◆ **Task objective**:
Copy each line that contains the string "true".

____ Record extracts

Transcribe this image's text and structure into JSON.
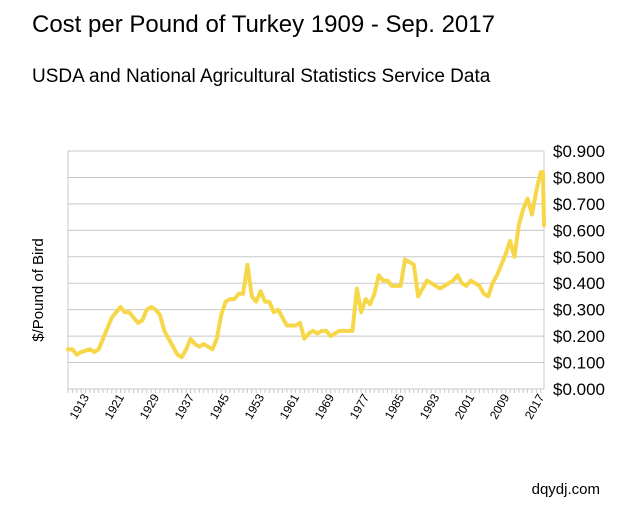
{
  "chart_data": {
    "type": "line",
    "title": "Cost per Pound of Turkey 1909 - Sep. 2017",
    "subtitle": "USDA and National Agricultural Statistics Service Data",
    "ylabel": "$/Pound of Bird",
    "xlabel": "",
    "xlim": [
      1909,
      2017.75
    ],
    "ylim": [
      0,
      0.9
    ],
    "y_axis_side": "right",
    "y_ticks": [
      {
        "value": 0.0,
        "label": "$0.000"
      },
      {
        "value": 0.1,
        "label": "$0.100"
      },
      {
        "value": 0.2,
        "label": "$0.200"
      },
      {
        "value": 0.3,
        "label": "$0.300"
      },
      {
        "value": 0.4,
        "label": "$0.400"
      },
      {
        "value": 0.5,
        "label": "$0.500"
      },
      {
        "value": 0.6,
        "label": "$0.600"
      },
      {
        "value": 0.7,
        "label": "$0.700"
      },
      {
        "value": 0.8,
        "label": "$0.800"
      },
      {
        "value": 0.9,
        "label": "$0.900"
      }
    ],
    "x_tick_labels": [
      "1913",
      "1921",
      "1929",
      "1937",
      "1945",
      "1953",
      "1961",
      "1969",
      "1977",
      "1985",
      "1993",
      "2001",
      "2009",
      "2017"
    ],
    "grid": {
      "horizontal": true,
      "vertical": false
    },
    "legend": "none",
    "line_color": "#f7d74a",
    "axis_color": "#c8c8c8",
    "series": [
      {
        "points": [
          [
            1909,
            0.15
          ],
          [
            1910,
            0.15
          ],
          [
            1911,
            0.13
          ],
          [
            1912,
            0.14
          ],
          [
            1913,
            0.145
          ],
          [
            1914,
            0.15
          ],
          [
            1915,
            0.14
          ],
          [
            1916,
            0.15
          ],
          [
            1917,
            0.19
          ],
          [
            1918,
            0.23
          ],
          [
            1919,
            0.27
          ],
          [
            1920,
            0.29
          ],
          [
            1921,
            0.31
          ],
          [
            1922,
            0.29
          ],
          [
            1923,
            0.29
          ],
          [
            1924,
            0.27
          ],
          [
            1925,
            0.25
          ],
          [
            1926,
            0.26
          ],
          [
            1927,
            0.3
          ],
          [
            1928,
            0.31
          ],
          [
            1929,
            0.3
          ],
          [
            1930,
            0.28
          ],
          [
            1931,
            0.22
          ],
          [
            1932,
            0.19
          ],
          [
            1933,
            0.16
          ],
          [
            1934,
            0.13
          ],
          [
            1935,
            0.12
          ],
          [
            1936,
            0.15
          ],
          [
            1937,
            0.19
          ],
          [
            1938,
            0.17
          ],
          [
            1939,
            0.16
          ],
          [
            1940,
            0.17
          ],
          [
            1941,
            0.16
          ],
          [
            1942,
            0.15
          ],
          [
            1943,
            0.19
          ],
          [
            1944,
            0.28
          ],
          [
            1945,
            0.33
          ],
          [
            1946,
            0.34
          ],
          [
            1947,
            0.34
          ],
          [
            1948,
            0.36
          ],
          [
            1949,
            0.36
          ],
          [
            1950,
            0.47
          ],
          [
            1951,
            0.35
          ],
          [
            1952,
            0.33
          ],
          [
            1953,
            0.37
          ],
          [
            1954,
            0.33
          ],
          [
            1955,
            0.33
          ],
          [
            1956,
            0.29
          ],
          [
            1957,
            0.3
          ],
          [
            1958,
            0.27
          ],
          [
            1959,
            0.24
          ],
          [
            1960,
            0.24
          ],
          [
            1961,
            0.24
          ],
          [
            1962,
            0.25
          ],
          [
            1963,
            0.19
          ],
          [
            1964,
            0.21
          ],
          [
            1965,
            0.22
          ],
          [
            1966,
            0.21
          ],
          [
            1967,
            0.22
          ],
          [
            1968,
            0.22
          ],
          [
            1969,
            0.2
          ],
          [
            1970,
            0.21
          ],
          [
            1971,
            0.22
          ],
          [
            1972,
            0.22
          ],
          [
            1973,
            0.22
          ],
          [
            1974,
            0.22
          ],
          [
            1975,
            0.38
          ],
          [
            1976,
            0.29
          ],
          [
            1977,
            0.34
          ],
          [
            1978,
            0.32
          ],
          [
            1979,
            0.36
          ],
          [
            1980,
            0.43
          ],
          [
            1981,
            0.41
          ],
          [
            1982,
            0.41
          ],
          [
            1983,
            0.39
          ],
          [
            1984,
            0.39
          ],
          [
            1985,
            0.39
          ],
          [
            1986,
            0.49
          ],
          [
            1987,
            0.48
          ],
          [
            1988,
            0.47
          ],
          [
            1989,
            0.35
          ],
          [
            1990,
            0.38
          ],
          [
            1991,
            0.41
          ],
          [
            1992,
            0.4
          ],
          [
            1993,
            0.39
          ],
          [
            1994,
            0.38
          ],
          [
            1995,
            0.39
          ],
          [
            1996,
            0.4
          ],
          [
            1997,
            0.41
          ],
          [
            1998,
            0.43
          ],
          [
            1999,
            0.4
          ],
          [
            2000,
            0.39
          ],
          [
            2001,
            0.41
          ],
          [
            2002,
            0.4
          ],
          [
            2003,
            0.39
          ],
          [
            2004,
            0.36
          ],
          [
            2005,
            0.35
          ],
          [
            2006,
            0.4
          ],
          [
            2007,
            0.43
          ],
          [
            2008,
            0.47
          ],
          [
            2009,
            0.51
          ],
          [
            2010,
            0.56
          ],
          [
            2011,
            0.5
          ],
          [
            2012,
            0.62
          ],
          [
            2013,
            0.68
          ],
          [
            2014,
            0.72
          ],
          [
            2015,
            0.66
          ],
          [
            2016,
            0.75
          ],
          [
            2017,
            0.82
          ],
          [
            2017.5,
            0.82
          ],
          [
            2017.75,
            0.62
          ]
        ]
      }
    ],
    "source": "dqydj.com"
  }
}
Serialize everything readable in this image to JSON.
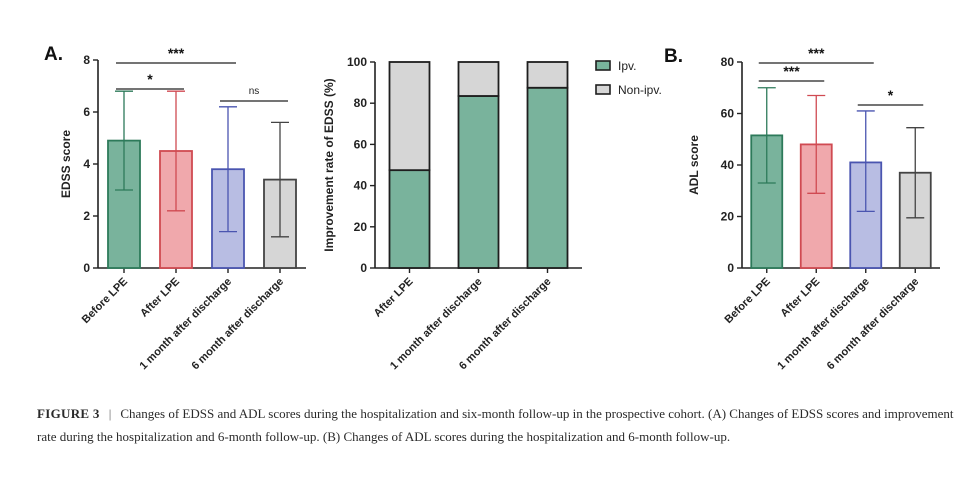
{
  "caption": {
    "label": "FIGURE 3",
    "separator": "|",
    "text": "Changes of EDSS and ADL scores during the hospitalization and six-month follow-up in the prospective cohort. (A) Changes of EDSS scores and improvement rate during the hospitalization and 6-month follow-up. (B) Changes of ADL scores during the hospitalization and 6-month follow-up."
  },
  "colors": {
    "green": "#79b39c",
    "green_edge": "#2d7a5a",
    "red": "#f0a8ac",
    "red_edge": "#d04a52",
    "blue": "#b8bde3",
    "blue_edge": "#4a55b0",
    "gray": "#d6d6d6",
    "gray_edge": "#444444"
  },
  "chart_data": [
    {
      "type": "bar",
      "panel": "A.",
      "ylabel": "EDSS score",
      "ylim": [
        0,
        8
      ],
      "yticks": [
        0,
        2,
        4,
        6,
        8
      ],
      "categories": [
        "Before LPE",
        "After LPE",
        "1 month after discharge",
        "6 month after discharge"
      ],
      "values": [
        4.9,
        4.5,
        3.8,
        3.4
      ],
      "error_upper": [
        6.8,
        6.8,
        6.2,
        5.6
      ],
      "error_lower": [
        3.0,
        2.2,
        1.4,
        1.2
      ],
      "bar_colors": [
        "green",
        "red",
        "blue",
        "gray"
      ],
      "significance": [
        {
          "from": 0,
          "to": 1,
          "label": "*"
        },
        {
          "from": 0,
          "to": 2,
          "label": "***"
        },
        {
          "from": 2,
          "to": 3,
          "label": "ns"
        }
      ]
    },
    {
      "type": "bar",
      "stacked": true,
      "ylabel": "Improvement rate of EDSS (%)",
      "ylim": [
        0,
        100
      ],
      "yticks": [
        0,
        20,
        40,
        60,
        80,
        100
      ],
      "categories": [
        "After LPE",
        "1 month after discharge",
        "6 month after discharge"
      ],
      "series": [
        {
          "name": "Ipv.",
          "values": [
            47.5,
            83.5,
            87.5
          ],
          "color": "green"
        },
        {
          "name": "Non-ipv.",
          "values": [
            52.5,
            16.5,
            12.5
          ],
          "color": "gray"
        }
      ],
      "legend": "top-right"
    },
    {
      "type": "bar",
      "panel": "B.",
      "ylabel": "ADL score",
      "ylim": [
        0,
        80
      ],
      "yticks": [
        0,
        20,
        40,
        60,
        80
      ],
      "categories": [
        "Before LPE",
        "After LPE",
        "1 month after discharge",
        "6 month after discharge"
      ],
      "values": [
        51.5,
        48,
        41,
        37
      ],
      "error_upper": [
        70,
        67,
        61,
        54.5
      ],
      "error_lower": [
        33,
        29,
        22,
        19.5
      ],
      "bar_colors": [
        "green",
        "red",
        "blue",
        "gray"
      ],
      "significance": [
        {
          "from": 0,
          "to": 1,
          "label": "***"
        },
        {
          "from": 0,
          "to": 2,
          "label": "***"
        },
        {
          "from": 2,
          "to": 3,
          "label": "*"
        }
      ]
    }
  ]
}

________
____ Record extracts

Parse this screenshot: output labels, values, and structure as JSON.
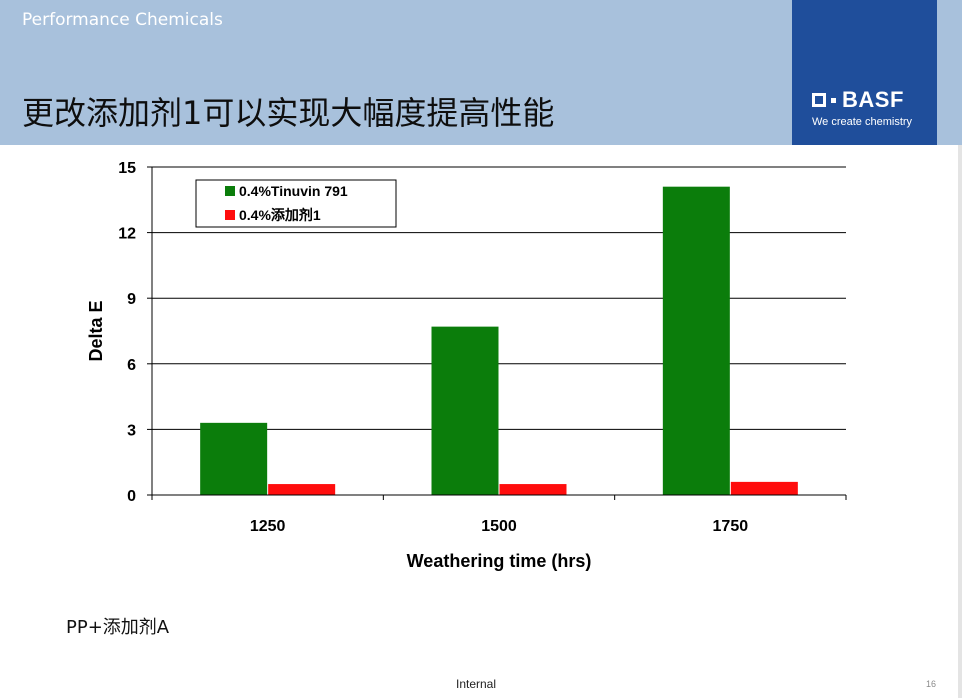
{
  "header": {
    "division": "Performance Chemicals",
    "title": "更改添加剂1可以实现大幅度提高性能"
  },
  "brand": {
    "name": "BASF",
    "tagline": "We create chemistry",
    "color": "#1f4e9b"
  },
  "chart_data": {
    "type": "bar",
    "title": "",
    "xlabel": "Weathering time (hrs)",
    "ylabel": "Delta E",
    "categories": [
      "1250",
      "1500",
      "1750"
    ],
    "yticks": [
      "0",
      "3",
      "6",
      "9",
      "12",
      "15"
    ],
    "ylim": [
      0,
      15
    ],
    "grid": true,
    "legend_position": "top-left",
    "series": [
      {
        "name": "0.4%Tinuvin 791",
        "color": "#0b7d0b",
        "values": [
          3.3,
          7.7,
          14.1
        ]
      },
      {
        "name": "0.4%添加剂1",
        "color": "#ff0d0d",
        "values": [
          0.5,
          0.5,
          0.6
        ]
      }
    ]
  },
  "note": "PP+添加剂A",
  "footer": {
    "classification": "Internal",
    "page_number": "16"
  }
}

________
____ Record extracts

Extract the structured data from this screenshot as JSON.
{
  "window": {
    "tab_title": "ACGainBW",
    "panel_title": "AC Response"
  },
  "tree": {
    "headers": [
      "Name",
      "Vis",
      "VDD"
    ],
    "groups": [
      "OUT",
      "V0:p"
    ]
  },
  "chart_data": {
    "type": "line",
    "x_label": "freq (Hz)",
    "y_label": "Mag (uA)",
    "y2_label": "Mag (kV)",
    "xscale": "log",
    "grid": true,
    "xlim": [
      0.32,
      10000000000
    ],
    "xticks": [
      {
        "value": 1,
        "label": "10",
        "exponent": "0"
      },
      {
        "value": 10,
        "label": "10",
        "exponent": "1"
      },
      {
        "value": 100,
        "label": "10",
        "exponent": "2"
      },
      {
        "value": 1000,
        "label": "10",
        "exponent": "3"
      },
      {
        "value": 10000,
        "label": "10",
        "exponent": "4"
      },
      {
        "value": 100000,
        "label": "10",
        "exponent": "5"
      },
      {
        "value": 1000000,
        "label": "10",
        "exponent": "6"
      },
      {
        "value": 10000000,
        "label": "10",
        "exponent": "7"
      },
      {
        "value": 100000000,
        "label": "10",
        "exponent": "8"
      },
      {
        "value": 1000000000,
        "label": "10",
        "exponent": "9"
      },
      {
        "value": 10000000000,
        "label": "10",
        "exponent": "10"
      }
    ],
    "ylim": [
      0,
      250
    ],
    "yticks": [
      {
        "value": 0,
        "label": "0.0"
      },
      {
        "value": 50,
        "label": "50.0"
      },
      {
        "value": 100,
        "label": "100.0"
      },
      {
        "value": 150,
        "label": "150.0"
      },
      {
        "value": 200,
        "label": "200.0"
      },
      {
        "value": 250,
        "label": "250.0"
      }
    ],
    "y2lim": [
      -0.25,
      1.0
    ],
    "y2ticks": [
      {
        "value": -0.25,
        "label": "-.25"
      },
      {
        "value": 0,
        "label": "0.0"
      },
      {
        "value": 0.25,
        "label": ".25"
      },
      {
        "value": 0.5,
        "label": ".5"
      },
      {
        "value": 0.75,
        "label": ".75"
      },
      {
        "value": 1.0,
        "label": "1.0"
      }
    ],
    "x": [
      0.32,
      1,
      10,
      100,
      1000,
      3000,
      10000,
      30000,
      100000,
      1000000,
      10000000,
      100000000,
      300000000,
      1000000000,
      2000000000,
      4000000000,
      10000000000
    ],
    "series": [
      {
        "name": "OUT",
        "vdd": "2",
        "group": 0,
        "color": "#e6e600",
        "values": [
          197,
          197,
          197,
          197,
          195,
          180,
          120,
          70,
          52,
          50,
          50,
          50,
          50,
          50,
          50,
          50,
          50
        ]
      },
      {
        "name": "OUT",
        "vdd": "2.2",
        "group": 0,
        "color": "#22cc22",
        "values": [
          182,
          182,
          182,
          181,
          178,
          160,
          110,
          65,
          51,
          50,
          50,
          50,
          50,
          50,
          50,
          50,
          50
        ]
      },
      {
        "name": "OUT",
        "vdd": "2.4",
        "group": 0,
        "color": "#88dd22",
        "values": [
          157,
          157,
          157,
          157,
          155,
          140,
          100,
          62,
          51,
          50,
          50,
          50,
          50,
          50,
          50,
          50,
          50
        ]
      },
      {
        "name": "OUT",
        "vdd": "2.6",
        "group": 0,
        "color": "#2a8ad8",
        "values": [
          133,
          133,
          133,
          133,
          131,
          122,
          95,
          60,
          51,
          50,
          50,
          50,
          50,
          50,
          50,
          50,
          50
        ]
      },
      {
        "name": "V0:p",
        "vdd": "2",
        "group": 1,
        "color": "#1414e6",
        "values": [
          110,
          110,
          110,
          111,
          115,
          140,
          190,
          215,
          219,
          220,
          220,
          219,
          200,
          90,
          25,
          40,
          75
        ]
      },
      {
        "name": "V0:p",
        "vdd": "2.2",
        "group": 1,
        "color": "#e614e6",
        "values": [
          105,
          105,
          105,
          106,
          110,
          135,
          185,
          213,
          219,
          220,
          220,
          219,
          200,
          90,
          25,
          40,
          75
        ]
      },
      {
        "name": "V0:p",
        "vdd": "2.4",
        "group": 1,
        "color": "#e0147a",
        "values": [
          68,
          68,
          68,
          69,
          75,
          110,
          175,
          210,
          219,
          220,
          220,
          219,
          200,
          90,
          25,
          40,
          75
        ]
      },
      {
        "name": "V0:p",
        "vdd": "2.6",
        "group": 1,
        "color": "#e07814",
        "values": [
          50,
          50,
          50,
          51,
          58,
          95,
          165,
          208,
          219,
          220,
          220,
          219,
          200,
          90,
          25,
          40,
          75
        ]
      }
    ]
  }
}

________

◆ **Worked solution**:
      "horizontal": true,
      "stacked": true,
    "grid": true,
    "grid": true,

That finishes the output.